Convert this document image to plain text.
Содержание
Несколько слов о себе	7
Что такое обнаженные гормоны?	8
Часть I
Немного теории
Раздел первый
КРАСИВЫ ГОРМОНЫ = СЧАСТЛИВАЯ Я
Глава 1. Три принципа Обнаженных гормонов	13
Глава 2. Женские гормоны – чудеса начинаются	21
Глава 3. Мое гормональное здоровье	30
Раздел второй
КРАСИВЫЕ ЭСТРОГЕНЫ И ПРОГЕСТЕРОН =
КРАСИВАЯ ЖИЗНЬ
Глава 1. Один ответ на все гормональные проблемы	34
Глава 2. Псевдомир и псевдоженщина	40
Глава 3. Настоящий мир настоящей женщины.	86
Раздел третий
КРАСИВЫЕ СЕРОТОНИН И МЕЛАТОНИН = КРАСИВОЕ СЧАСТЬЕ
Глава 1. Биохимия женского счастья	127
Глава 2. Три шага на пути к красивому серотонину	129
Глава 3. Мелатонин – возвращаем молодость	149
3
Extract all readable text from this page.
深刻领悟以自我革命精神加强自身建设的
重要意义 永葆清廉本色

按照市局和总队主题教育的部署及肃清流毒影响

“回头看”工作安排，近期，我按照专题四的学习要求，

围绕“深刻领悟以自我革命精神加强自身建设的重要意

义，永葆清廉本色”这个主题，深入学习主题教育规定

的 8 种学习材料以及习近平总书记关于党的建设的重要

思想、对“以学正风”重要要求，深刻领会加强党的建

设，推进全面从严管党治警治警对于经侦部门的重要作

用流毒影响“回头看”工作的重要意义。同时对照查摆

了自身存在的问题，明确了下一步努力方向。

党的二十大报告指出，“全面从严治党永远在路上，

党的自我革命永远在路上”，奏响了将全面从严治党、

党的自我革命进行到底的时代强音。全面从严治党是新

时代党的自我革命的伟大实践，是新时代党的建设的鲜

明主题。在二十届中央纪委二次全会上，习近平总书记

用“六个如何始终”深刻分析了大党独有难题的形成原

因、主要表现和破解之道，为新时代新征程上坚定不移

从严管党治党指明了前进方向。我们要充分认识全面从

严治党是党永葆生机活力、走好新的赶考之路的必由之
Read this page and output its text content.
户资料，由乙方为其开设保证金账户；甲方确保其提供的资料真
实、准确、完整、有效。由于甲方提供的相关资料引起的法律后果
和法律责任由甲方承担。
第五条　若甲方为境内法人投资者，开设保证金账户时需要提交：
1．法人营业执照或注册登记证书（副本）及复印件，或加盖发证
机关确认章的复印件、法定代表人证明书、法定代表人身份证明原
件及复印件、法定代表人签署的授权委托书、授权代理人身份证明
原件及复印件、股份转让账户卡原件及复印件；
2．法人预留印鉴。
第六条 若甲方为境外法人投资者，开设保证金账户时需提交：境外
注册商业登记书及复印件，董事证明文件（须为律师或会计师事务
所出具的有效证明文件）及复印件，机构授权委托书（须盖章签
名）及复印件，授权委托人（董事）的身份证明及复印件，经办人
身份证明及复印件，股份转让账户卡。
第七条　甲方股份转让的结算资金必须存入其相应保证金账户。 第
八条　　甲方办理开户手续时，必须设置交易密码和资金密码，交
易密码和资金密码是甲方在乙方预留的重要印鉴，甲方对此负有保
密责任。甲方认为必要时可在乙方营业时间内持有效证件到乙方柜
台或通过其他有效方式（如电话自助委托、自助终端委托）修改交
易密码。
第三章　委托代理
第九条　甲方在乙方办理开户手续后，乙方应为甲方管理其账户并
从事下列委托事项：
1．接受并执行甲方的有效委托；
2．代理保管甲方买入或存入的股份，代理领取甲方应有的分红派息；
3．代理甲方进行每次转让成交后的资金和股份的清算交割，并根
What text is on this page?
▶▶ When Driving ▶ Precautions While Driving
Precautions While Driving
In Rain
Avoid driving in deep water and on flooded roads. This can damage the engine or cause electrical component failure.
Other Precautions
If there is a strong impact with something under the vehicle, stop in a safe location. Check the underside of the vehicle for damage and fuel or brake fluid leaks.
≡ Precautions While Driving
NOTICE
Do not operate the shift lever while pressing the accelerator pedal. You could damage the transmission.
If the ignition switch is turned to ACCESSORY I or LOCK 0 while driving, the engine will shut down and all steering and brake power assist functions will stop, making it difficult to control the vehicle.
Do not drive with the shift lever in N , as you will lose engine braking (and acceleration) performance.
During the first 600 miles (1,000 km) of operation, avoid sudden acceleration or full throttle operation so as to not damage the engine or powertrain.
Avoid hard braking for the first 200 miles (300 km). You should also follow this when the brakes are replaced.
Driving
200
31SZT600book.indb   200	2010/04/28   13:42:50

▶ _BRIEF_:
Restate all of the entries above precisely.

▶ _REPLY TO THE TASK_:
Convert this document image to plain text.
Содержание
Несколько слов о себе	7
Что такое обнаженные гормоны?	8
Часть I
Немного теории
Раздел первый
КРАСИВЫ ГОРМОНЫ = СЧАСТЛИВАЯ Я
Глава 1. Три принципа Обнаженных гормонов	13
Глава 2. Женские гормоны – чудеса начинаются	21
Глава 3. Мое гормональное здоровье	30
Раздел второй
КРАСИВЫЕ ЭСТРОГЕНЫ И ПРОГЕСТЕРОН =
КРАСИВАЯ ЖИЗНЬ
Глава 1. Один ответ на все гормональные проблемы	34
Глава 2. Псевдомир и псевдоженщина	40
Глава 3. Настоящий мир настоящей женщины.	86
Раздел третий
КРАСИВЫЕ СЕРОТОНИН И МЕЛАТОНИН = КРАСИВОЕ СЧАСТЬЕ
Глава 1. Биохимия женского счастья	127
Глава 2. Три шага на пути к красивому серотонину	129
Глава 3. Мелатонин – возвращаем молодость	149
3
Extract all readable text from this page.
深刻领悟以自我革命精神加强自身建设的
重要意义 永葆清廉本色

按照市局和总队主题教育的部署及肃清流毒影响

“回头看”工作安排，近期，我按照专题四的学习要求，

围绕“深刻领悟以自我革命精神加强自身建设的重要意

义，永葆清廉本色”这个主题，深入学习主题教育规定

的 8 种学习材料以及习近平总书记关于党的建设的重要

思想、对“以学正风”重要要求，深刻领会加强党的建

设，推进全面从严管党治警治警对于经侦部门的重要作

用流毒影响“回头看”工作的重要意义。同时对照查摆

了自身存在的问题，明确了下一步努力方向。

党的二十大报告指出，“全面从严治党永远在路上，

党的自我革命永远在路上”，奏响了将全面从严治党、

党的自我革命进行到底的时代强音。全面从严治党是新

时代党的自我革命的伟大实践，是新时代党的建设的鲜

明主题。在二十届中央纪委二次全会上，习近平总书记

用“六个如何始终”深刻分析了大党独有难题的形成原

因、主要表现和破解之道，为新时代新征程上坚定不移

从严管党治党指明了前进方向。我们要充分认识全面从

严治党是党永葆生机活力、走好新的赶考之路的必由之
Read this page and output its text content.
户资料，由乙方为其开设保证金账户；甲方确保其提供的资料真
实、准确、完整、有效。由于甲方提供的相关资料引起的法律后果
和法律责任由甲方承担。
第五条　若甲方为境内法人投资者，开设保证金账户时需要提交：
1．法人营业执照或注册登记证书（副本）及复印件，或加盖发证
机关确认章的复印件、法定代表人证明书、法定代表人身份证明原
件及复印件、法定代表人签署的授权委托书、授权代理人身份证明
原件及复印件、股份转让账户卡原件及复印件；
2．法人预留印鉴。
第六条 若甲方为境外法人投资者，开设保证金账户时需提交：境外
注册商业登记书及复印件，董事证明文件（须为律师或会计师事务
所出具的有效证明文件）及复印件，机构授权委托书（须盖章签
名）及复印件，授权委托人（董事）的身份证明及复印件，经办人
身份证明及复印件，股份转让账户卡。
第七条　甲方股份转让的结算资金必须存入其相应保证金账户。 第
八条　　甲方办理开户手续时，必须设置交易密码和资金密码，交
易密码和资金密码是甲方在乙方预留的重要印鉴，甲方对此负有保
密责任。甲方认为必要时可在乙方营业时间内持有效证件到乙方柜
台或通过其他有效方式（如电话自助委托、自助终端委托）修改交
易密码。
第三章　委托代理
第九条　甲方在乙方办理开户手续后，乙方应为甲方管理其账户并
从事下列委托事项：
1．接受并执行甲方的有效委托；
2．代理保管甲方买入或存入的股份，代理领取甲方应有的分红派息；
3．代理甲方进行每次转让成交后的资金和股份的清算交割，并根
What text is on this page?
▶▶ When Driving ▶ Precautions While Driving
Precautions While Driving
In Rain
Avoid driving in deep water and on flooded roads. This can damage the engine or cause electrical component failure.
Other Precautions
If there is a strong impact with something under the vehicle, stop in a safe location. Check the underside of the vehicle for damage and fuel or brake fluid leaks.
≡ Precautions While Driving
NOTICE
Do not operate the shift lever while pressing the accelerator pedal. You could damage the transmission.
If the ignition switch is turned to ACCESSORY I or LOCK 0 while driving, the engine will shut down and all steering and brake power assist functions will stop, making it difficult to control the vehicle.
Do not drive with the shift lever in N , as you will lose engine braking (and acceleration) performance.
During the first 600 miles (1,000 km) of operation, avoid sudden acceleration or full throttle operation so as to not damage the engine or powertrain.
Avoid hard braking for the first 200 miles (300 km). You should also follow this when the brakes are replaced.
Driving
200
31SZT600book.indb   200	2010/04/28   13:42:50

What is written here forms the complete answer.